Data extracted from a collection:
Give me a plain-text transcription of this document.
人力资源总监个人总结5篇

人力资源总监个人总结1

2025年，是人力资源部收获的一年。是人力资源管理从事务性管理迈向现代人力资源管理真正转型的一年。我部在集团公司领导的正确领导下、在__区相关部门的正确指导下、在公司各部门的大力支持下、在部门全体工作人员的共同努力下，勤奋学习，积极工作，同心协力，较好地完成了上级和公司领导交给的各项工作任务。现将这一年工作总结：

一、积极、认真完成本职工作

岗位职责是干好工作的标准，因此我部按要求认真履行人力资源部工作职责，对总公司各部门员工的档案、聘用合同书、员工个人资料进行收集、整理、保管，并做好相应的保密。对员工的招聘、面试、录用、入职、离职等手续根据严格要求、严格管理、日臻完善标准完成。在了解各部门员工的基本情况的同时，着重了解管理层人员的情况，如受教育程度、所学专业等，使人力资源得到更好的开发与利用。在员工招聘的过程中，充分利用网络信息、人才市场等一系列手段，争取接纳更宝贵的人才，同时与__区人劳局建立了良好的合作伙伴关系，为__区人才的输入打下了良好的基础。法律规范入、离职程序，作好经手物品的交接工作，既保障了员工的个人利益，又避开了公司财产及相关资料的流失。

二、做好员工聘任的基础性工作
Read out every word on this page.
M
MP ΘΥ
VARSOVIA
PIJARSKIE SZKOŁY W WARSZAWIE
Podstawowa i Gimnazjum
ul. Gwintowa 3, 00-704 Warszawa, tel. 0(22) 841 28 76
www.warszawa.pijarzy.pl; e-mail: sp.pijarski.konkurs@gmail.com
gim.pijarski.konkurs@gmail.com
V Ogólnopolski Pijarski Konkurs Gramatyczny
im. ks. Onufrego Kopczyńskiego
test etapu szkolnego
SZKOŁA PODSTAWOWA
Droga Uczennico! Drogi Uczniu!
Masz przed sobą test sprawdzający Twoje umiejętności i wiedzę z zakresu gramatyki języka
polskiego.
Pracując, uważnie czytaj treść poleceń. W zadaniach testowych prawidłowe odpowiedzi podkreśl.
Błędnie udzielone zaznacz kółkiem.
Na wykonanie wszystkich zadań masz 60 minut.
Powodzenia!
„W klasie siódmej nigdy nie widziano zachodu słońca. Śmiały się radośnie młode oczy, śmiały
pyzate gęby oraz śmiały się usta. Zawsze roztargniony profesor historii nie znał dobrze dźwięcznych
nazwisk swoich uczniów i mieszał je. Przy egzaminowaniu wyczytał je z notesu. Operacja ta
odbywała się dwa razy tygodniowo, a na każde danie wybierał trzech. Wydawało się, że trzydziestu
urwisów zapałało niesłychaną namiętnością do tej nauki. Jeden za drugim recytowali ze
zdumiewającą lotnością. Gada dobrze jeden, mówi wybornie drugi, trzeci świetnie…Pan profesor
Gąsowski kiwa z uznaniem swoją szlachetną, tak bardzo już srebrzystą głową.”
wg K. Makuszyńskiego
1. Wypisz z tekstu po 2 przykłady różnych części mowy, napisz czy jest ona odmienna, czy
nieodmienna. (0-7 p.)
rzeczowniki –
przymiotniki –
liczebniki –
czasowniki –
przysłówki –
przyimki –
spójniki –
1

• [Directions for this task]
Return the material exactly as it stands.

• [Task output]
Give me a plain-text transcription of this document.
人力资源总监个人总结5篇

人力资源总监个人总结1

2025年，是人力资源部收获的一年。是人力资源管理从事务性管理迈向现代人力资源管理真正转型的一年。我部在集团公司领导的正确领导下、在__区相关部门的正确指导下、在公司各部门的大力支持下、在部门全体工作人员的共同努力下，勤奋学习，积极工作，同心协力，较好地完成了上级和公司领导交给的各项工作任务。现将这一年工作总结：

一、积极、认真完成本职工作

岗位职责是干好工作的标准，因此我部按要求认真履行人力资源部工作职责，对总公司各部门员工的档案、聘用合同书、员工个人资料进行收集、整理、保管，并做好相应的保密。对员工的招聘、面试、录用、入职、离职等手续根据严格要求、严格管理、日臻完善标准完成。在了解各部门员工的基本情况的同时，着重了解管理层人员的情况，如受教育程度、所学专业等，使人力资源得到更好的开发与利用。在员工招聘的过程中，充分利用网络信息、人才市场等一系列手段，争取接纳更宝贵的人才，同时与__区人劳局建立了良好的合作伙伴关系，为__区人才的输入打下了良好的基础。法律规范入、离职程序，作好经手物品的交接工作，既保障了员工的个人利益，又避开了公司财产及相关资料的流失。

二、做好员工聘任的基础性工作
Read out every word on this page.
M
MP ΘΥ
VARSOVIA
PIJARSKIE SZKOŁY W WARSZAWIE
Podstawowa i Gimnazjum
ul. Gwintowa 3, 00-704 Warszawa, tel. 0(22) 841 28 76
www.warszawa.pijarzy.pl; e-mail: sp.pijarski.konkurs@gmail.com
gim.pijarski.konkurs@gmail.com
V Ogólnopolski Pijarski Konkurs Gramatyczny
im. ks. Onufrego Kopczyńskiego
test etapu szkolnego
SZKOŁA PODSTAWOWA
Droga Uczennico! Drogi Uczniu!
Masz przed sobą test sprawdzający Twoje umiejętności i wiedzę z zakresu gramatyki języka
polskiego.
Pracując, uważnie czytaj treść poleceń. W zadaniach testowych prawidłowe odpowiedzi podkreśl.
Błędnie udzielone zaznacz kółkiem.
Na wykonanie wszystkich zadań masz 60 minut.
Powodzenia!
„W klasie siódmej nigdy nie widziano zachodu słońca. Śmiały się radośnie młode oczy, śmiały
pyzate gęby oraz śmiały się usta. Zawsze roztargniony profesor historii nie znał dobrze dźwięcznych
nazwisk swoich uczniów i mieszał je. Przy egzaminowaniu wyczytał je z notesu. Operacja ta
odbywała się dwa razy tygodniowo, a na każde danie wybierał trzech. Wydawało się, że trzydziestu
urwisów zapałało niesłychaną namiętnością do tej nauki. Jeden za drugim recytowali ze
zdumiewającą lotnością. Gada dobrze jeden, mówi wybornie drugi, trzeci świetnie…Pan profesor
Gąsowski kiwa z uznaniem swoją szlachetną, tak bardzo już srebrzystą głową.”
wg K. Makuszyńskiego
1. Wypisz z tekstu po 2 przykłady różnych części mowy, napisz czy jest ona odmienna, czy
nieodmienna. (0-7 p.)
rzeczowniki –
przymiotniki –
liczebniki –
czasowniki –
przysłówki –
przyimki –
spójniki –
1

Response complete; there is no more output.